WRITTEN PROBLEM —
Convert every line of the records below into a JSON list of strings, with each line as its own string and blank lines omitted.

RECORDS FOR PROCESSING —
--------------------------------------------------
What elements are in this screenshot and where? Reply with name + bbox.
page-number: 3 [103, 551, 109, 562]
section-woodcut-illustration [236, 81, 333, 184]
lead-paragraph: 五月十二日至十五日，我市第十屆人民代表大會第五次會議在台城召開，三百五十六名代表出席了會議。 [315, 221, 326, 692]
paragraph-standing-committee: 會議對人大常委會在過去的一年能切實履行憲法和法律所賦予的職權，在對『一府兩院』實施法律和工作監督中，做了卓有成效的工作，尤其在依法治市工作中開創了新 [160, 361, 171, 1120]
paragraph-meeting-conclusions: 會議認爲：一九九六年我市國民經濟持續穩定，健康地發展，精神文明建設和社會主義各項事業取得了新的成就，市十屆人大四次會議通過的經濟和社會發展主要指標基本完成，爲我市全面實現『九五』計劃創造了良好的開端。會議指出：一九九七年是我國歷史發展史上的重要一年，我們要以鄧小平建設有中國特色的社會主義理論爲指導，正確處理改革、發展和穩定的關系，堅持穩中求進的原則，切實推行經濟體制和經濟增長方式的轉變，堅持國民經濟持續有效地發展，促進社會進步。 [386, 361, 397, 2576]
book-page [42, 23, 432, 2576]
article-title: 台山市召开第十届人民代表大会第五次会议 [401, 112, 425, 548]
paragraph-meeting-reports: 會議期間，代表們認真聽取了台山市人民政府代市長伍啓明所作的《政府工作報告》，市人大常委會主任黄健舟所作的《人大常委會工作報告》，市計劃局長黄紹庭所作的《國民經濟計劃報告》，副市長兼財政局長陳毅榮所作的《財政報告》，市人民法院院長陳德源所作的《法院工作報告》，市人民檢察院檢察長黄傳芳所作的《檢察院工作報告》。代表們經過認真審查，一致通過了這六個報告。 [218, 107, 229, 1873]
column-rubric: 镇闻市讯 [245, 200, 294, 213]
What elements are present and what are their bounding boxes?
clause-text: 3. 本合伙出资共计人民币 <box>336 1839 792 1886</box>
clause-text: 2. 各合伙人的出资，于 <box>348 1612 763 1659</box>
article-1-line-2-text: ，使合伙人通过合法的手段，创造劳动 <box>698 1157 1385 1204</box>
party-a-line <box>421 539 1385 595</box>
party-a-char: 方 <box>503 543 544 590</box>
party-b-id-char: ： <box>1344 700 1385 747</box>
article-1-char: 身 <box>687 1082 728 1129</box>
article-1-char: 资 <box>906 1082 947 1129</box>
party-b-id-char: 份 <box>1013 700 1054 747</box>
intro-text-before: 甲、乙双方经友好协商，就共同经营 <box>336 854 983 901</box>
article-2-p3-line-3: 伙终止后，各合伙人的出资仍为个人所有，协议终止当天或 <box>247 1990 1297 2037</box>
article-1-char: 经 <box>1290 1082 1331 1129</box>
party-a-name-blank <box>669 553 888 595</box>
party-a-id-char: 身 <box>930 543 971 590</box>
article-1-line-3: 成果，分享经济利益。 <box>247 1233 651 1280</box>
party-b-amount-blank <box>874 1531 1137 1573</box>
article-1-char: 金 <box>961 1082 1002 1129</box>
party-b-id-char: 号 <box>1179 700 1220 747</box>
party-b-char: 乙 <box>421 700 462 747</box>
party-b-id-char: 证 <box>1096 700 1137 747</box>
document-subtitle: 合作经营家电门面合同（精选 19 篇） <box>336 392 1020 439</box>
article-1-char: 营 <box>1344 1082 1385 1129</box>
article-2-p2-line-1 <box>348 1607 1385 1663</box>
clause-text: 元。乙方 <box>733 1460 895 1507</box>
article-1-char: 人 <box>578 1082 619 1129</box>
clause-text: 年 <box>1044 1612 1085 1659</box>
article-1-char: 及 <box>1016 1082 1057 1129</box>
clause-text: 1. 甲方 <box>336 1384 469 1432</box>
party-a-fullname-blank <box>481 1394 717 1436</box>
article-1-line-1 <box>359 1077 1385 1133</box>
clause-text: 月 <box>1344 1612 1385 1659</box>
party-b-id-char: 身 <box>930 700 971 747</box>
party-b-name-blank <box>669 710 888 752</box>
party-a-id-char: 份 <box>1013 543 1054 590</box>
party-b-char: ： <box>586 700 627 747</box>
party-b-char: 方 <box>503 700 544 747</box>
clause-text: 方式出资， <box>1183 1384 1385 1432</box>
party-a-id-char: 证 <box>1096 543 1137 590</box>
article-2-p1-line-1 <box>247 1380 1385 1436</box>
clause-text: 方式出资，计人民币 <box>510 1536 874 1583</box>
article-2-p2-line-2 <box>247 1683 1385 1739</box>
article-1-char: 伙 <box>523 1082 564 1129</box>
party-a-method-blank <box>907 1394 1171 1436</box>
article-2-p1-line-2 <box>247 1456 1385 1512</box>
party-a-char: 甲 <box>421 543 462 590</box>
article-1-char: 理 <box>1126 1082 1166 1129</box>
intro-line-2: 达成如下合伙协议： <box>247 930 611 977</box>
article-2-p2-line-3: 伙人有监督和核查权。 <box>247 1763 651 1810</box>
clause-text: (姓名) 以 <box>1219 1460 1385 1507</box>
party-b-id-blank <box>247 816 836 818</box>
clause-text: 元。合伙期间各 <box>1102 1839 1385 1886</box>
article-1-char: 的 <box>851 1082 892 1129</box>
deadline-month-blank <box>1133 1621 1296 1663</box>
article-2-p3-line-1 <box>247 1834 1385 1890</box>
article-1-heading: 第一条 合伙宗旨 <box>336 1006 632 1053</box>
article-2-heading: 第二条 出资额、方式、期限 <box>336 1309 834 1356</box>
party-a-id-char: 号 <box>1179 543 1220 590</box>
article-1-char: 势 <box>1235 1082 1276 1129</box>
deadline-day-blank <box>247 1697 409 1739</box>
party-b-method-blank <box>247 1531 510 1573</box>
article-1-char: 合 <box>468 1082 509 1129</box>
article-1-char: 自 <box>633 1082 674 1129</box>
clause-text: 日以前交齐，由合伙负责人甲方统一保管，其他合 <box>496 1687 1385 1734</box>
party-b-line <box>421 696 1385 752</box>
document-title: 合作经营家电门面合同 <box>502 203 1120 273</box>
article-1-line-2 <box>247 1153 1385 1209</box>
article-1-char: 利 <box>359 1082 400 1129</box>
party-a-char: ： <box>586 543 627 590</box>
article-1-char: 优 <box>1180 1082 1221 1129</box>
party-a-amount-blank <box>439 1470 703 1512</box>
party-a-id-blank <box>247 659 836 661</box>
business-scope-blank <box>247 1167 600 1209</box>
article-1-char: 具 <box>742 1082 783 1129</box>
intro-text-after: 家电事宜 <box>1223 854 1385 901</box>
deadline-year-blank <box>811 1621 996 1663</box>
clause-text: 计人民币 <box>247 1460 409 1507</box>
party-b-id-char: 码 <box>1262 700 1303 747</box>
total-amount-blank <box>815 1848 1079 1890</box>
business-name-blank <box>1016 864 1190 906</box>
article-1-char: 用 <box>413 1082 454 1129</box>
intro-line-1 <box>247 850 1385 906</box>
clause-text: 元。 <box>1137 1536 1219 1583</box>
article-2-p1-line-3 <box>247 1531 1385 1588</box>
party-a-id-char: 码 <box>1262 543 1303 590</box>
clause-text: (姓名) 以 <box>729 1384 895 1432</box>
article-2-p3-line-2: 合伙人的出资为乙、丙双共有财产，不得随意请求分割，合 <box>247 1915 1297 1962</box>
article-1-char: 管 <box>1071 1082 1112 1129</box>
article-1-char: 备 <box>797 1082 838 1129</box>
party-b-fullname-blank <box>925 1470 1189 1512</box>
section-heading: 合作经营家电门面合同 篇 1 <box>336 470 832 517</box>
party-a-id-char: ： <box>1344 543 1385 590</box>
--------------------------------------------------
OUTPUT FOR THIS TASK —
[
  "What elements are in this screenshot and where? Reply with name + bbox.",
  "page-number: 3 [103, 551, 109, 562]",
  "section-woodcut-illustration [236, 81, 333, 184]",
  "lead-paragraph: 五月十二日至十五日，我市第十屆人民代表大會第五次會議在台城召開，三百五十六名代表出席了會議。 [315, 221, 326, 692]",
  "paragraph-standing-committee: 會議對人大常委會在過去的一年能切實履行憲法和法律所賦予的職權，在對『一府兩院』實施法律和工作監督中，做了卓有成效的工作，尤其在依法治市工作中開創了新 [160, 361, 171, 1120]",
  "paragraph-meeting-conclusions: 會議認爲：一九九六年我市國民經濟持續穩定，健康地發展，精神文明建設和社會主義各項事業取得了新的成就，市十屆人大四次會議通過的經濟和社會發展主要指標基本完成，爲我市全面實現『九五』計劃創造了良好的開端。會議指出：一九九七年是我國歷史發展史上的重要一年，我們要以鄧小平建設有中國特色的社會主義理論爲指導，正確處理改革、發展和穩定的關系，堅持穩中求進的原則，切實推行經濟體制和經濟增長方式的轉變，堅持國民經濟持續有效地發展，促進社會進步。 [386, 361, 397, 2576]",
  "book-page [42, 23, 432, 2576]",
  "article-title: 台山市召开第十届人民代表大会第五次会议 [401, 112, 425, 548]",
  "paragraph-meeting-reports: 會議期間，代表們認真聽取了台山市人民政府代市長伍啓明所作的《政府工作報告》，市人大常委會主任黄健舟所作的《人大常委會工作報告》，市計劃局長黄紹庭所作的《國民經濟計劃報告》，副市長兼財政局長陳毅榮所作的《財政報告》，市人民法院院長陳德源所作的《法院工作報告》，市人民檢察院檢察長黄傳芳所作的《檢察院工作報告》。代表們經過認真審查，一致通過了這六個報告。 [218, 107, 229, 1873]",
  "column-rubric: 镇闻市讯 [245, 200, 294, 213]",
  "What elements are present and what are their bounding boxes?",
  "clause-text: 3. 本合伙出资共计人民币 <box>336 1839 792 1886</box>",
  "clause-text: 2. 各合伙人的出资，于 <box>348 1612 763 1659</box>",
  "article-1-line-2-text: ，使合伙人通过合法的手段，创造劳动 <box>698 1157 1385 1204</box>",
  "party-a-line <box>421 539 1385 595</box>",
  "party-a-char: 方 <box>503 543 544 590</box>",
  "party-b-id-char: ： <box>1344 700 1385 747</box>",
  "article-1-char: 身 <box>687 1082 728 1129</box>",
  "article-1-char: 资 <box>906 1082 947 1129</box>",
  "party-b-id-char: 份 <box>1013 700 1054 747</box>",
  "intro-text-before: 甲、乙双方经友好协商，就共同经营 <box>336 854 983 901</box>",
  "article-2-p3-line-3: 伙终止后，各合伙人的出资仍为个人所有，协议终止当天或 <box>247 1990 1297 2037</box>",
  "article-1-char: 经 <box>1290 1082 1331 1129</box>",
  "party-a-name-blank <box>669 553 888 595</box>",
  "party-a-id-char: 身 <box>930 543 971 590</box>",
  "article-1-line-3: 成果，分享经济利益。 <box>247 1233 651 1280</box>",
  "party-b-amount-blank <box>874 1531 1137 1573</box>",
  "article-1-char: 金 <box>961 1082 1002 1129</box>",
  "party-b-id-char: 号 <box>1179 700 1220 747</box>",
  "party-b-char: 乙 <box>421 700 462 747</box>",
  "party-b-id-char: 证 <box>1096 700 1137 747</box>",
  "document-subtitle: 合作经营家电门面合同（精选 19 篇） <box>336 392 1020 439</box>",
  "article-1-char: 营 <box>1344 1082 1385 1129</box>",
  "article-2-p2-line-1 <box>348 1607 1385 1663</box>",
  "clause-text: 元。乙方 <box>733 1460 895 1507</box>",
  "article-1-char: 人 <box>578 1082 619 1129</box>",
  "clause-text: 年 <box>1044 1612 1085 1659</box>",
  "article-1-char: 及 <box>1016 1082 1057 1129</box>",
  "clause-text: 1. 甲方 <box>336 1384 469 1432</box>",
  "party-a-fullname-blank <box>481 1394 717 1436</box>",
  "article-1-line-1 <box>359 1077 1385 1133</box>",
  "clause-text: 月 <box>1344 1612 1385 1659</box>",
  "party-b-id-char: 身 <box>930 700 971 747</box>",
  "party-b-name-blank <box>669 710 888 752</box>",
  "party-a-id-char: 份 <box>1013 543 1054 590</box>",
  "party-b-char: ： <box>586 700 627 747</box>",
  "party-b-char: 方 <box>503 700 544 747</box>",
  "clause-text: 方式出资， <box>1183 1384 1385 1432</box>",
  "party-a-id-char: 证 <box>1096 543 1137 590</box>",
  "article-2-p1-line-1 <box>247 1380 1385 1436</box>",
  "clause-text: 方式出资，计人民币 <box>510 1536 874 1583</box>",
  "article-2-p2-line-2 <box>247 1683 1385 1739</box>",
  "article-1-char: 伙 <box>523 1082 564 1129</box>",
  "party-a-method-blank <box>907 1394 1171 1436</box>",
  "article-2-p1-line-2 <box>247 1456 1385 1512</box>",
  "party-a-char: 甲 <box>421 543 462 590</box>",
  "article-1-char: 理 <box>1126 1082 1166 1129</box>",
  "intro-line-2: 达成如下合伙协议： <box>247 930 611 977</box>",
  "article-2-p2-line-3: 伙人有监督和核查权。 <box>247 1763 651 1810</box>",
  "clause-text: (姓名) 以 <box>1219 1460 1385 1507</box>",
  "party-b-id-blank <box>247 816 836 818</box>",
  "clause-text: 元。合伙期间各 <box>1102 1839 1385 1886</box>",
  "article-1-char: 的 <box>851 1082 892 1129</box>",
  "deadline-month-blank <box>1133 1621 1296 1663</box>",
  "article-2-p3-line-1 <box>247 1834 1385 1890</box>",
  "article-1-heading: 第一条 合伙宗旨 <box>336 1006 632 1053</box>",
  "article-2-heading: 第二条 出资额、方式、期限 <box>336 1309 834 1356</box>",
  "party-a-id-char: 号 <box>1179 543 1220 590</box>",
  "article-1-char: 势 <box>1235 1082 1276 1129</box>",
  "deadline-day-blank <box>247 1697 409 1739</box>",
  "party-b-method-blank <box>247 1531 510 1573</box>",
  "article-1-char: 合 <box>468 1082 509 1129</box>",
  "article-1-char: 自 <box>633 1082 674 1129</box>",
  "clause-text: 日以前交齐，由合伙负责人甲方统一保管，其他合 <box>496 1687 1385 1734</box>",
  "party-b-line <box>421 696 1385 752</box>",
  "document-title: 合作经营家电门面合同 <box>502 203 1120 273</box>",
  "article-1-line-2 <box>247 1153 1385 1209</box>",
  "article-1-char: 利 <box>359 1082 400 1129</box>",
  "party-a-char: ： <box>586 543 627 590</box>",
  "article-1-char: 优 <box>1180 1082 1221 1129</box>",
  "party-a-amount-blank <box>439 1470 703 1512</box>",
  "party-a-id-blank <box>247 659 836 661</box>",
  "business-scope-blank <box>247 1167 600 1209</box>",
  "article-1-char: 具 <box>742 1082 783 1129</box>",
  "intro-text-after: 家电事宜 <box>1223 854 1385 901</box>",
  "deadline-year-blank <box>811 1621 996 1663</box>",
  "clause-text: 计人民币 <box>247 1460 409 1507</box>",
  "party-b-id-char: 码 <box>1262 700 1303 747</box>",
  "total-amount-blank <box>815 1848 1079 1890</box>",
  "business-name-blank <box>1016 864 1190 906</box>",
  "article-1-char: 用 <box>413 1082 454 1129</box>",
  "intro-line-1 <box>247 850 1385 906</box>",
  "clause-text: 元。 <box>1137 1536 1219 1583</box>",
  "article-2-p1-line-3 <box>247 1531 1385 1588</box>",
  "party-a-id-char: 码 <box>1262 543 1303 590</box>",
  "clause-text: (姓名) 以 <box>729 1384 895 1432</box>",
  "article-2-p3-line-2: 合伙人的出资为乙、丙双共有财产，不得随意请求分割，合 <box>247 1915 1297 1962</box>",
  "article-1-char: 管 <box>1071 1082 1112 1129</box>",
  "article-1-char: 备 <box>797 1082 838 1129</box>",
  "party-b-fullname-blank <box>925 1470 1189 1512</box>",
  "section-heading: 合作经营家电门面合同 篇 1 <box>336 470 832 517</box>",
  "party-a-id-char: ： <box>1344 543 1385 590</box>"
]